* [THE TASK]: Locate every line in the material below that has the word "this". Copy each of those lines.

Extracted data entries

================

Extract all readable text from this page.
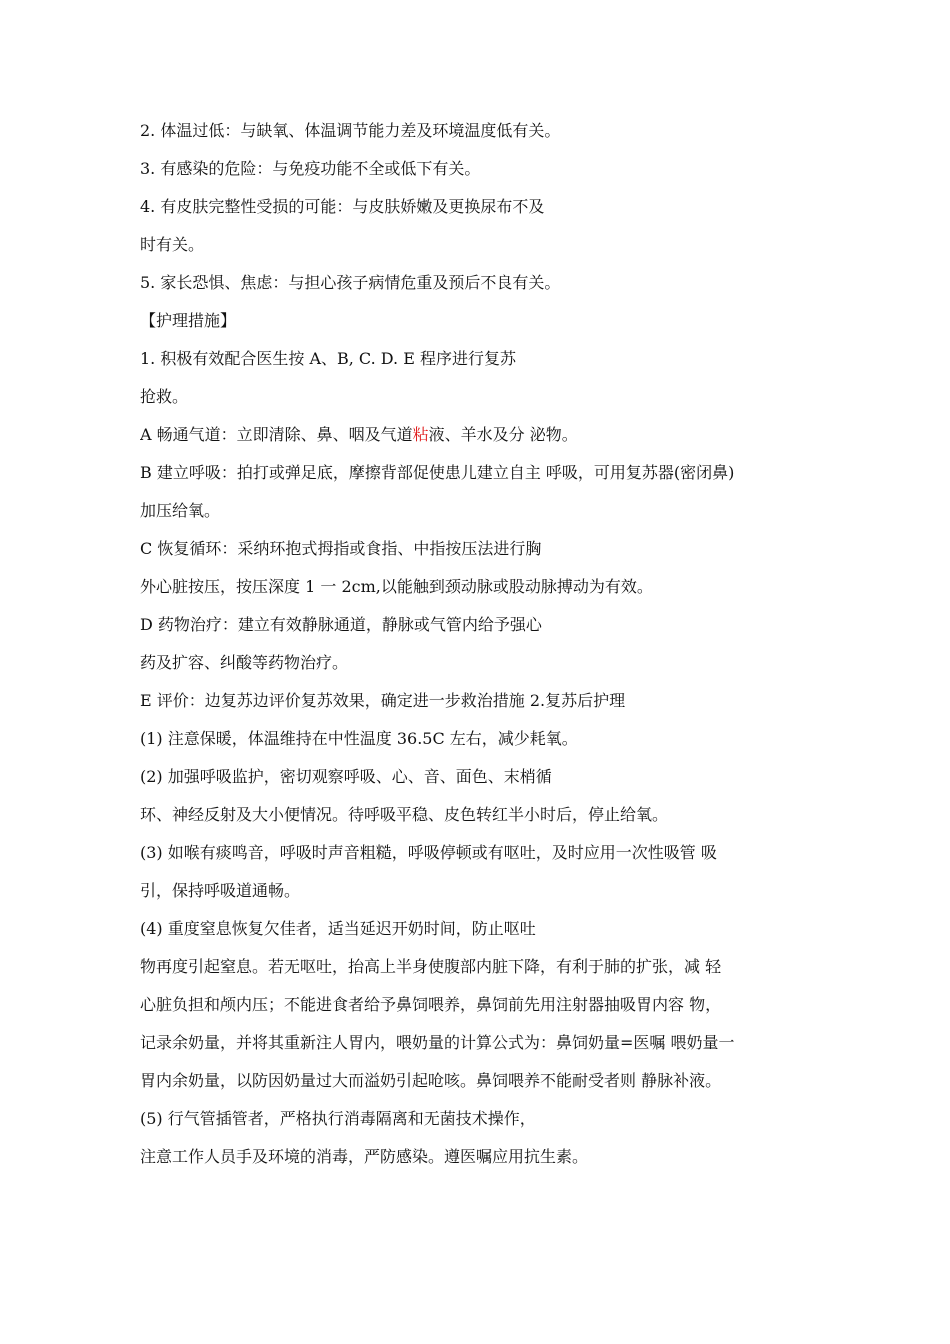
2. 体温过低：与缺氧、体温调节能力差及环境温度低有关。
3. 有感染的危险：与免疫功能不全或低下有关。
4. 有皮肤完整性受损的可能：与皮肤娇嫩及更换尿布不及
时有关。
5. 家长恐惧、焦虑：与担心孩子病情危重及预后不良有关。
【护理措施】
1. 积极有效配合医生按 A、B, C. D. E 程序进行复苏
抢救。
A 畅通气道：立即清除、鼻、咽及气道粘液、羊水及分 泌物。
B 建立呼吸：拍打或弹足底，摩擦背部促使患儿建立自主 呼吸，可用复苏器(密闭鼻)
加压给氧。
C 恢复循环：采纳环抱式拇指或食指、中指按压法进行胸
外心脏按压，按压深度 1 一 2cm,以能触到颈动脉或股动脉搏动为有效。
D 药物治疗：建立有效静脉通道，静脉或气管内给予强心
药及扩容、纠酸等药物治疗。
E 评价：边复苏边评价复苏效果，确定进一步救治措施 2.复苏后护理
(1) 注意保暖，体温维持在中性温度 36.5C 左右，减少耗氧。
(2) 加强呼吸监护，密切观察呼吸、心、音、面色、末梢循
环、神经反射及大小便情况。待呼吸平稳、皮色转红半小时后，停止给氧。
(3) 如喉有痰鸣音，呼吸时声音粗糙，呼吸停顿或有呕吐，及时应用一次性吸管 吸
引，保持呼吸道通畅。
(4) 重度窒息恢复欠佳者，适当延迟开奶时间，防止呕吐
物再度引起窒息。若无呕吐，抬高上半身使腹部内脏下降，有利于肺的扩张，减 轻
心脏负担和颅内压；不能进食者给予鼻饲喂养，鼻饲前先用注射器抽吸胃内容 物，
记录余奶量，并将其重新注人胃内，喂奶量的计算公式为：鼻饲奶量=医嘱 喂奶量一
胃内余奶量，以防因奶量过大而溢奶引起呛咳。鼻饲喂养不能耐受者则 静脉补液。
(5) 行气管插管者，严格执行消毒隔离和无菌技术操作，
注意工作人员手及环境的消毒，严防感染。遵医嘱应用抗生素。
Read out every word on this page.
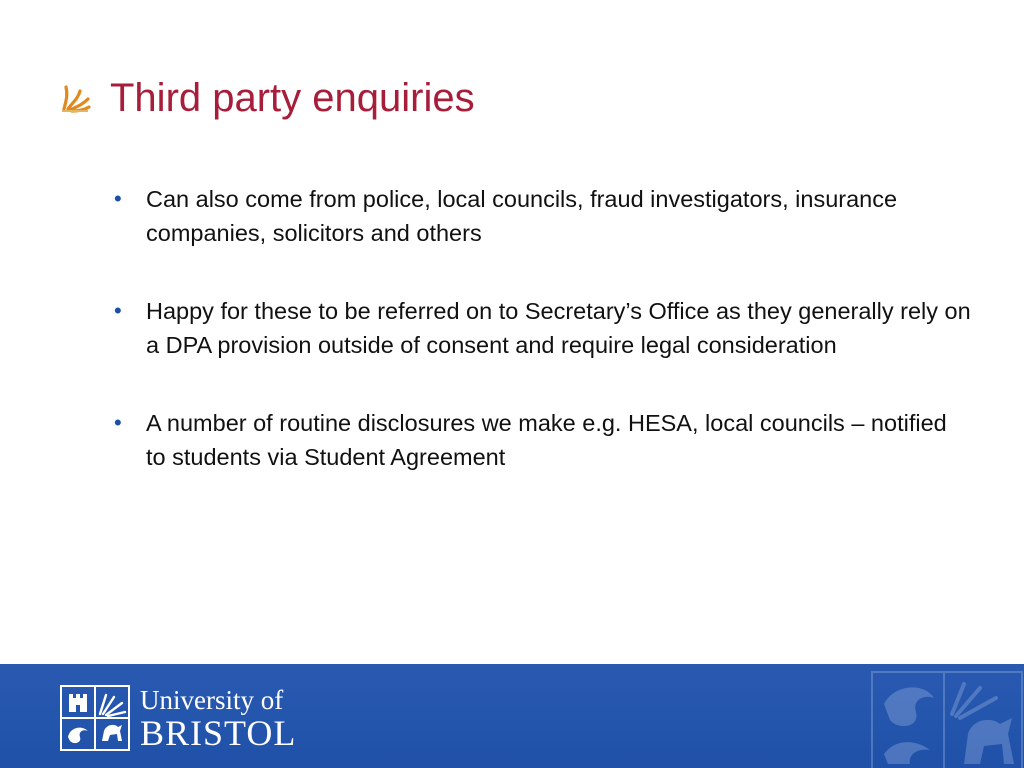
Third party enquiries
• Can also come from police, local councils, fraud investigators, insurance companies, solicitors and others
• Happy for these to be referred on to Secretary’s Office as they generally rely on a DPA provision outside of consent and require legal consideration
• A number of routine disclosures we make e.g. HESA, local councils – notified to students via Student Agreement
University of
BRISTOL
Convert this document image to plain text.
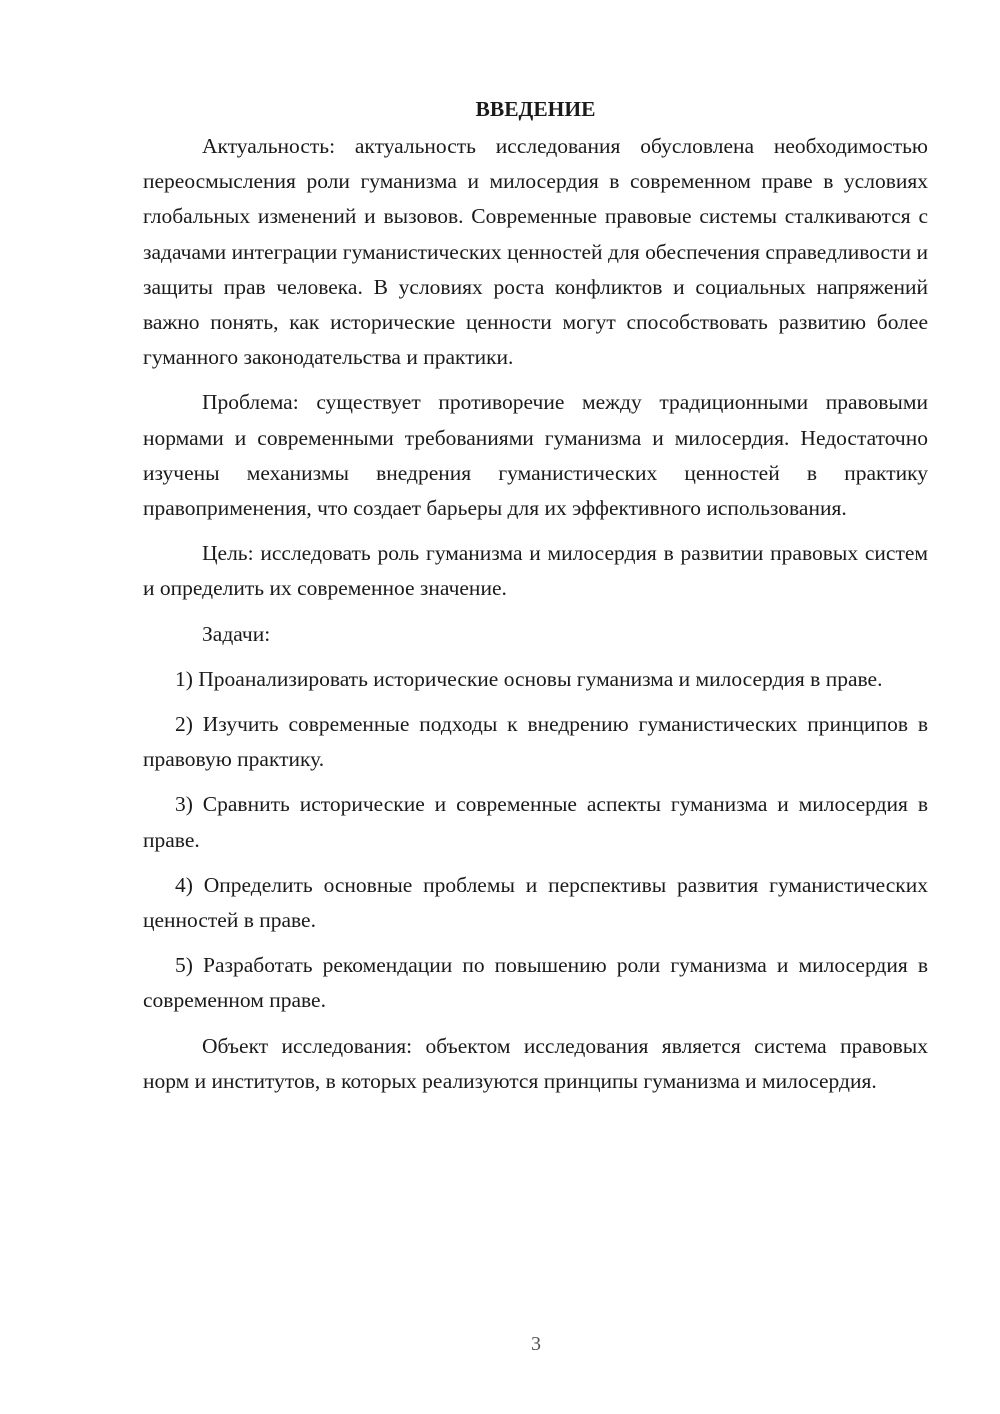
ВВЕДЕНИЕ

Актуальность: актуальность исследования обусловлена необходимостью переосмысления роли гуманизма и милосердия в современном праве в условиях глобальных изменений и вызовов. Современные правовые системы сталкиваются с задачами интеграции гуманистических ценностей для обеспечения справедливости и защиты прав человека. В условиях роста конфликтов и социальных напряжений важно понять, как исторические ценности могут способствовать развитию более гуманного законодательства и практики.

Проблема: существует противоречие между традиционными правовыми нормами и современными требованиями гуманизма и милосердия. Недостаточно изучены механизмы внедрения гуманистических ценностей в практику правоприменения, что создает барьеры для их эффективного использования.

Цель: исследовать роль гуманизма и милосердия в развитии правовых систем и определить их современное значение.

Задачи:

1) Проанализировать исторические основы гуманизма и милосердия в праве.

2) Изучить современные подходы к внедрению гуманистических принципов в правовую практику.

3) Сравнить исторические и современные аспекты гуманизма и милосердия в праве.

4) Определить основные проблемы и перспективы развития гуманистических ценностей в праве.

5) Разработать рекомендации по повышению роли гуманизма и милосердия в современном праве.

Объект исследования: объектом исследования является система правовых норм и институтов, в которых реализуются принципы гуманизма и милосердия.

3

================

* [CORRECT RESULT]:
Extract all readable text from this page.
Read out every word on this page.
Convert this document image to plain text.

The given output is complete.